> _Brief_: Below is a listing; write it out exactly and drop any images from it.

begin Entries supplied

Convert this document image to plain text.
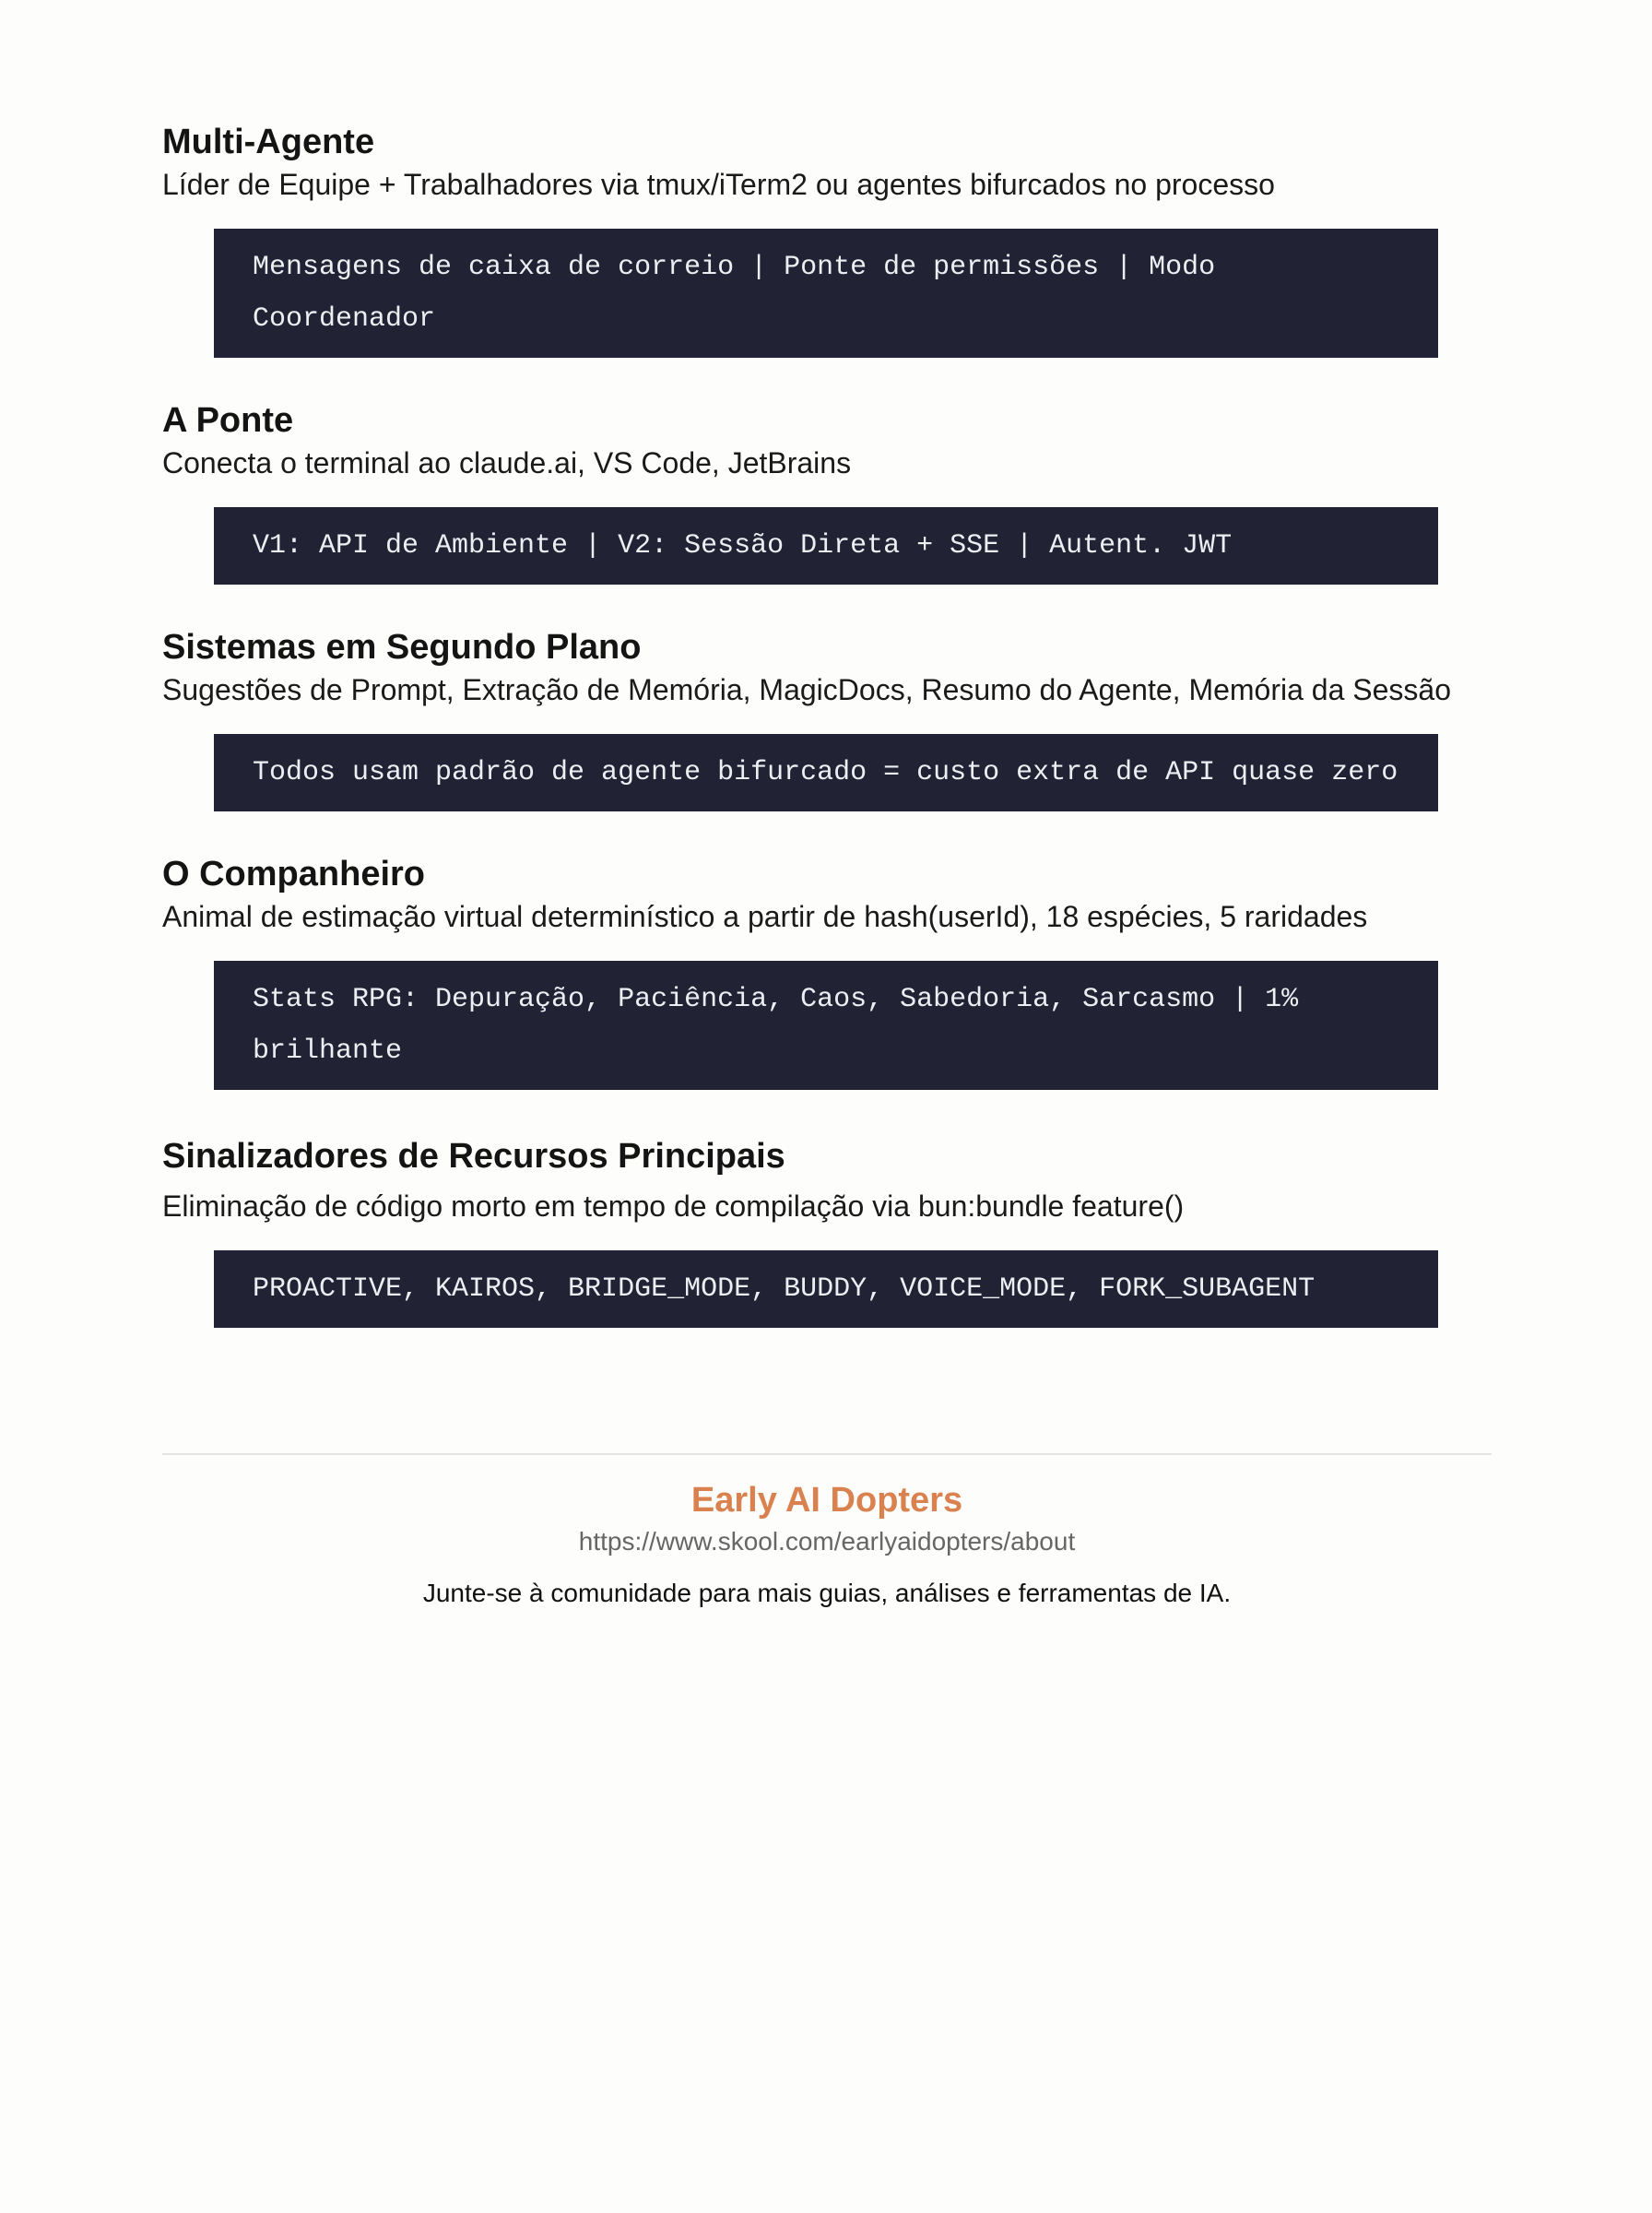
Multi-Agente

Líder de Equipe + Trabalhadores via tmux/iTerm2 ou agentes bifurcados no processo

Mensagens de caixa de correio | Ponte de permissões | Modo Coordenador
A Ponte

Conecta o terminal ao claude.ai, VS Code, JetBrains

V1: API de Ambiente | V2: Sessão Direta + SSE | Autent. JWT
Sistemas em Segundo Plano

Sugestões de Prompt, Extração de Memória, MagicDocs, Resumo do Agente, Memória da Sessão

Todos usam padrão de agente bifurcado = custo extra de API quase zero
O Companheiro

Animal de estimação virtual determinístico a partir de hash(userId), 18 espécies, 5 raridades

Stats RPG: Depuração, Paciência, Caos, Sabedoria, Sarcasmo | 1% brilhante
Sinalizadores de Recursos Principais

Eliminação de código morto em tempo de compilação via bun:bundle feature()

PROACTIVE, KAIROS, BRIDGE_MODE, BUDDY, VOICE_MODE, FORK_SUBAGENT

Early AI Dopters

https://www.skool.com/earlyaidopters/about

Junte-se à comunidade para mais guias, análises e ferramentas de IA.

end Entries supplied

> _Worked answer_:
Convert this document image to plain text.
Multi-Agente

Líder de Equipe + Trabalhadores via tmux/iTerm2 ou agentes bifurcados no processo

Mensagens de caixa de correio | Ponte de permissões | Modo Coordenador
A Ponte

Conecta o terminal ao claude.ai, VS Code, JetBrains

V1: API de Ambiente | V2: Sessão Direta + SSE | Autent. JWT
Sistemas em Segundo Plano

Sugestões de Prompt, Extração de Memória, MagicDocs, Resumo do Agente, Memória da Sessão

Todos usam padrão de agente bifurcado = custo extra de API quase zero
O Companheiro

Animal de estimação virtual determinístico a partir de hash(userId), 18 espécies, 5 raridades

Stats RPG: Depuração, Paciência, Caos, Sabedoria, Sarcasmo | 1% brilhante
Sinalizadores de Recursos Principais

Eliminação de código morto em tempo de compilação via bun:bundle feature()

PROACTIVE, KAIROS, BRIDGE_MODE, BUDDY, VOICE_MODE, FORK_SUBAGENT

Early AI Dopters

https://www.skool.com/earlyaidopters/about

Junte-se à comunidade para mais guias, análises e ferramentas de IA.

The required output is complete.